- TASK DIRECTIONS: Images are excluded; otherwise, output every record exactly.

=-=-=-=-=

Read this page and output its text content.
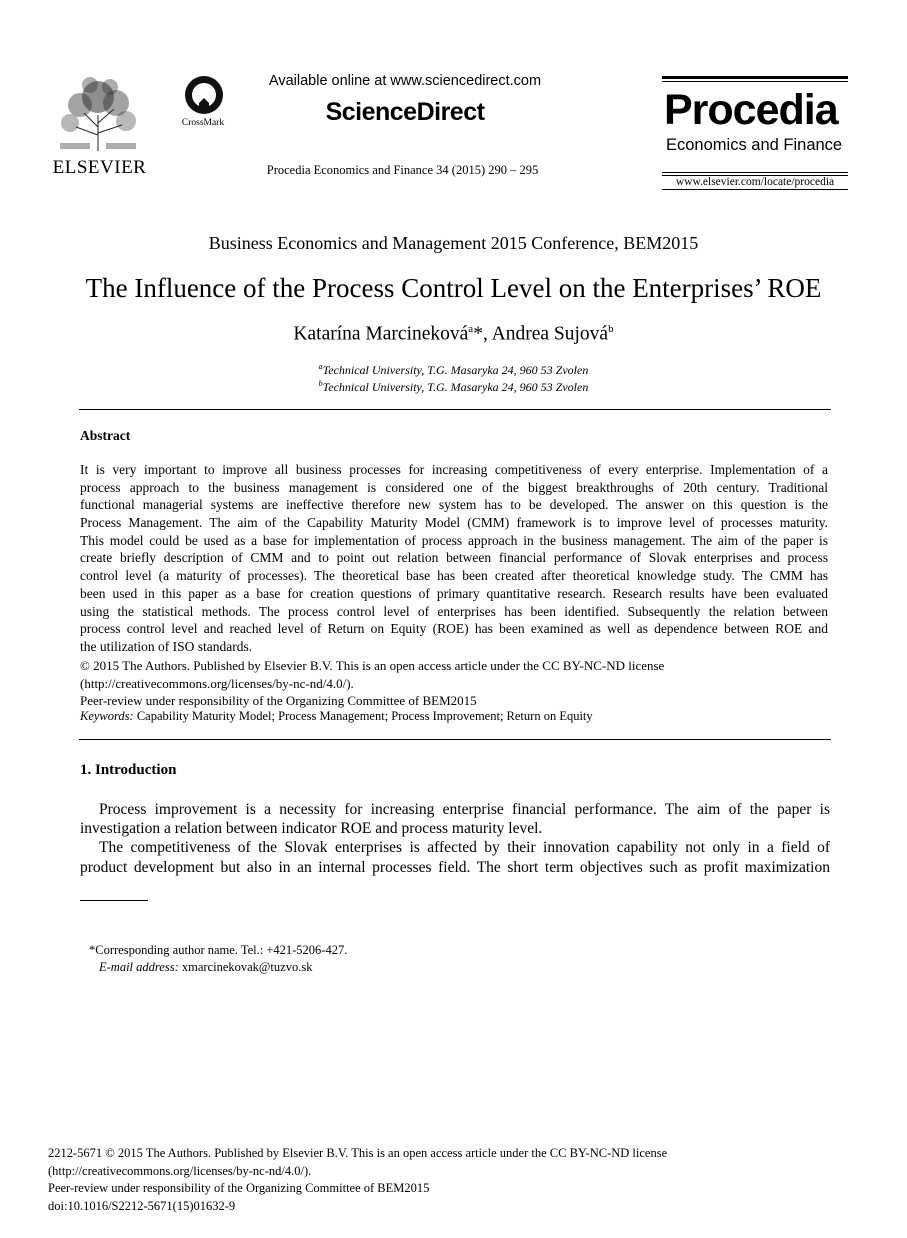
ELSEVIER
CrossMark
Available online at www.sciencedirect.com
ScienceDirect
Procedia Economics and Finance 34 (2015) 290 – 295
Procedia
Economics and Finance
www.elsevier.com/locate/procedia
Business Economics and Management 2015 Conference, BEM2015
The Influence of the Process Control Level on the Enterprises’ ROE
Katarína Marcineková$^a$*, Andrea Sujová$^b$
$^a$Technical University, T.G. Masaryka 24, 960 53 Zvolen
$^b$Technical University, T.G. Masaryka 24, 960 53 Zvolen
Abstract
It is very important to improve all business processes for increasing competitiveness of every enterprise. Implementation of a
process approach to the business management is considered one of the biggest breakthroughs of 20th century. Traditional
functional managerial systems are ineffective therefore new system has to be developed. The answer on this question is the
Process Management. The aim of the Capability Maturity Model (CMM) framework is to improve level of processes maturity.
This model could be used as a base for implementation of process approach in the business management. The aim of the paper is
create briefly description of CMM and to point out relation between financial performance of Slovak enterprises and process
control level (a maturity of processes). The theoretical base has been created after theoretical knowledge study. The CMM has
been used in this paper as a base for creation questions of primary quantitative research. Research results have been evaluated
using the statistical methods. The process control level of enterprises has been identified. Subsequently the relation between
process control level and reached level of Return on Equity (ROE) has been examined as well as dependence between ROE and
the utilization of ISO standards.
© 2015 The Authors. Published by Elsevier B.V. This is an open access article under the CC BY-NC-ND license
(http://creativecommons.org/licenses/by-nc-nd/4.0/).
Peer-review under responsibility of the Organizing Committee of BEM2015
Keywords: Capability Maturity Model; Process Management; Process Improvement; Return on Equity
1. Introduction
Process improvement is a necessity for increasing enterprise financial performance. The aim of the paper is
investigation a relation between indicator ROE and process maturity level.
The competitiveness of the Slovak enterprises is affected by their innovation capability not only in a field of
product development but also in an internal processes field. The short term objectives such as profit maximization
*Corresponding author name. Tel.: +421-5206-427.
E-mail address: xmarcinekovak@tuzvo.sk
2212-5671 © 2015 The Authors. Published by Elsevier B.V. This is an open access article under the CC BY-NC-ND license
(http://creativecommons.org/licenses/by-nc-nd/4.0/).
Peer-review under responsibility of the Organizing Committee of BEM2015
doi:10.1016/S2212-5671(15)01632-9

=-=-=-=-=

- COMPLETE OUTPUT:
Read this page and output its text content.
ELSEVIER
CrossMark
Available online at www.sciencedirect.com
ScienceDirect
Procedia Economics and Finance 34 (2015) 290 – 295
Procedia
Economics and Finance
www.elsevier.com/locate/procedia
Business Economics and Management 2015 Conference, BEM2015
The Influence of the Process Control Level on the Enterprises’ ROE
Katarína Marcineková$^a$*, Andrea Sujová$^b$
$^a$Technical University, T.G. Masaryka 24, 960 53 Zvolen
$^b$Technical University, T.G. Masaryka 24, 960 53 Zvolen
Abstract
It is very important to improve all business processes for increasing competitiveness of every enterprise. Implementation of a
process approach to the business management is considered one of the biggest breakthroughs of 20th century. Traditional
functional managerial systems are ineffective therefore new system has to be developed. The answer on this question is the
Process Management. The aim of the Capability Maturity Model (CMM) framework is to improve level of processes maturity.
This model could be used as a base for implementation of process approach in the business management. The aim of the paper is
create briefly description of CMM and to point out relation between financial performance of Slovak enterprises and process
control level (a maturity of processes). The theoretical base has been created after theoretical knowledge study. The CMM has
been used in this paper as a base for creation questions of primary quantitative research. Research results have been evaluated
using the statistical methods. The process control level of enterprises has been identified. Subsequently the relation between
process control level and reached level of Return on Equity (ROE) has been examined as well as dependence between ROE and
the utilization of ISO standards.
© 2015 The Authors. Published by Elsevier B.V. This is an open access article under the CC BY-NC-ND license
(http://creativecommons.org/licenses/by-nc-nd/4.0/).
Peer-review under responsibility of the Organizing Committee of BEM2015
Keywords: Capability Maturity Model; Process Management; Process Improvement; Return on Equity
1. Introduction
Process improvement is a necessity for increasing enterprise financial performance. The aim of the paper is
investigation a relation between indicator ROE and process maturity level.
The competitiveness of the Slovak enterprises is affected by their innovation capability not only in a field of
product development but also in an internal processes field. The short term objectives such as profit maximization
*Corresponding author name. Tel.: +421-5206-427.
E-mail address: xmarcinekovak@tuzvo.sk
2212-5671 © 2015 The Authors. Published by Elsevier B.V. This is an open access article under the CC BY-NC-ND license
(http://creativecommons.org/licenses/by-nc-nd/4.0/).
Peer-review under responsibility of the Organizing Committee of BEM2015
doi:10.1016/S2212-5671(15)01632-9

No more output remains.